Stored records:
※
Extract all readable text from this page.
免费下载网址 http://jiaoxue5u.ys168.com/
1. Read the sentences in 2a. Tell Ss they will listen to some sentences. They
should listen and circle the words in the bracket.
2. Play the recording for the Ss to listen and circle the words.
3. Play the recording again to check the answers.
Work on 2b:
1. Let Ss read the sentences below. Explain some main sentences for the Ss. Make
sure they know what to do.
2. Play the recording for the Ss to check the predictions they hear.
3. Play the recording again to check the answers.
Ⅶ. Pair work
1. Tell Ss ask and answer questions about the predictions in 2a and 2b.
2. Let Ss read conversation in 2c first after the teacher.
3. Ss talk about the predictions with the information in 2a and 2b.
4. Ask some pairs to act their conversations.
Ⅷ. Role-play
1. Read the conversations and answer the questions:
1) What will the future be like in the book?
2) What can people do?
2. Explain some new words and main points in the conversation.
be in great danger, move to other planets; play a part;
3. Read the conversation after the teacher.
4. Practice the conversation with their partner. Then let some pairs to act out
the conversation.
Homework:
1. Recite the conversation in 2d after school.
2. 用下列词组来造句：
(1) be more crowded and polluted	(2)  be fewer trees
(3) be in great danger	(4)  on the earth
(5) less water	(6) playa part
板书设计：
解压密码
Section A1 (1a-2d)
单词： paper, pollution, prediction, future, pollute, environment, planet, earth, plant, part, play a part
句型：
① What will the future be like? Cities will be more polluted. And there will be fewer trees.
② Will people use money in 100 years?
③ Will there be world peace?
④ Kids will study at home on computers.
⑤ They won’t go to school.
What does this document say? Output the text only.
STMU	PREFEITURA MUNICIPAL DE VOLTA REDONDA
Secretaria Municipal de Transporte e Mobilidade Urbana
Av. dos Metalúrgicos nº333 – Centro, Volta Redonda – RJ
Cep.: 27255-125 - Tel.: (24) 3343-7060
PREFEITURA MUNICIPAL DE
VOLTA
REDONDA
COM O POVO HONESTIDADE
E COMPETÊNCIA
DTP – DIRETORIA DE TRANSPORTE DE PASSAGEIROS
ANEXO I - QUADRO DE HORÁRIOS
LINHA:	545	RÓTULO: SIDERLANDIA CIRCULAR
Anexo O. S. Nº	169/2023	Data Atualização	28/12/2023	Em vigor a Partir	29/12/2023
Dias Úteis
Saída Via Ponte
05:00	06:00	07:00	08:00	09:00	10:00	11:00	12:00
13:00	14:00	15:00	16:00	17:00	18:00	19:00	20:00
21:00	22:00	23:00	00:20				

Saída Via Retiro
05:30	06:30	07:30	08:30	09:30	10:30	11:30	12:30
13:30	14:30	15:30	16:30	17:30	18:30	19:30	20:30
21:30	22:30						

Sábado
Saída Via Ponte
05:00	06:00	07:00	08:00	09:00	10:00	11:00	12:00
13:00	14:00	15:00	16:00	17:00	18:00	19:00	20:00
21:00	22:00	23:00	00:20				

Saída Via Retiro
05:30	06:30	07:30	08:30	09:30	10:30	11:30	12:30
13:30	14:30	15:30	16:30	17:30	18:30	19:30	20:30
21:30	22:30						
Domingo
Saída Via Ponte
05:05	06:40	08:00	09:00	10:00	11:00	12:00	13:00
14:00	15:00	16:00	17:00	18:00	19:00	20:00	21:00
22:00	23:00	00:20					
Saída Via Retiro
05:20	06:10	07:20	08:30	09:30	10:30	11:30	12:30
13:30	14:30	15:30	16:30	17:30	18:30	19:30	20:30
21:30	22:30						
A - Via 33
※
# Goal of the exercise
The entries above must be returned in full, exactly as shown.

# Correct result
Extract all readable text from this page.
免费下载网址 http://jiaoxue5u.ys168.com/
1. Read the sentences in 2a. Tell Ss they will listen to some sentences. They
should listen and circle the words in the bracket.
2. Play the recording for the Ss to listen and circle the words.
3. Play the recording again to check the answers.
Work on 2b:
1. Let Ss read the sentences below. Explain some main sentences for the Ss. Make
sure they know what to do.
2. Play the recording for the Ss to check the predictions they hear.
3. Play the recording again to check the answers.
Ⅶ. Pair work
1. Tell Ss ask and answer questions about the predictions in 2a and 2b.
2. Let Ss read conversation in 2c first after the teacher.
3. Ss talk about the predictions with the information in 2a and 2b.
4. Ask some pairs to act their conversations.
Ⅷ. Role-play
1. Read the conversations and answer the questions:
1) What will the future be like in the book?
2) What can people do?
2. Explain some new words and main points in the conversation.
be in great danger, move to other planets; play a part;
3. Read the conversation after the teacher.
4. Practice the conversation with their partner. Then let some pairs to act out
the conversation.
Homework:
1. Recite the conversation in 2d after school.
2. 用下列词组来造句：
(1) be more crowded and polluted	(2)  be fewer trees
(3) be in great danger	(4)  on the earth
(5) less water	(6) playa part
板书设计：
解压密码
Section A1 (1a-2d)
单词： paper, pollution, prediction, future, pollute, environment, planet, earth, plant, part, play a part
句型：
① What will the future be like? Cities will be more polluted. And there will be fewer trees.
② Will people use money in 100 years?
③ Will there be world peace?
④ Kids will study at home on computers.
⑤ They won’t go to school.
What does this document say? Output the text only.
STMU	PREFEITURA MUNICIPAL DE VOLTA REDONDA
Secretaria Municipal de Transporte e Mobilidade Urbana
Av. dos Metalúrgicos nº333 – Centro, Volta Redonda – RJ
Cep.: 27255-125 - Tel.: (24) 3343-7060
PREFEITURA MUNICIPAL DE
VOLTA
REDONDA
COM O POVO HONESTIDADE
E COMPETÊNCIA
DTP – DIRETORIA DE TRANSPORTE DE PASSAGEIROS
ANEXO I - QUADRO DE HORÁRIOS
LINHA:	545	RÓTULO: SIDERLANDIA CIRCULAR
Anexo O. S. Nº	169/2023	Data Atualização	28/12/2023	Em vigor a Partir	29/12/2023
Dias Úteis
Saída Via Ponte
05:00	06:00	07:00	08:00	09:00	10:00	11:00	12:00
13:00	14:00	15:00	16:00	17:00	18:00	19:00	20:00
21:00	22:00	23:00	00:20				

Saída Via Retiro
05:30	06:30	07:30	08:30	09:30	10:30	11:30	12:30
13:30	14:30	15:30	16:30	17:30	18:30	19:30	20:30
21:30	22:30						

Sábado
Saída Via Ponte
05:00	06:00	07:00	08:00	09:00	10:00	11:00	12:00
13:00	14:00	15:00	16:00	17:00	18:00	19:00	20:00
21:00	22:00	23:00	00:20				

Saída Via Retiro
05:30	06:30	07:30	08:30	09:30	10:30	11:30	12:30
13:30	14:30	15:30	16:30	17:30	18:30	19:30	20:30
21:30	22:30						
Domingo
Saída Via Ponte
05:05	06:40	08:00	09:00	10:00	11:00	12:00	13:00
14:00	15:00	16:00	17:00	18:00	19:00	20:00	21:00
22:00	23:00	00:20					
Saída Via Retiro
05:20	06:10	07:20	08:30	09:30	10:30	11:30	12:30
13:30	14:30	15:30	16:30	17:30	18:30	19:30	20:30
21:30	22:30						
A - Via 33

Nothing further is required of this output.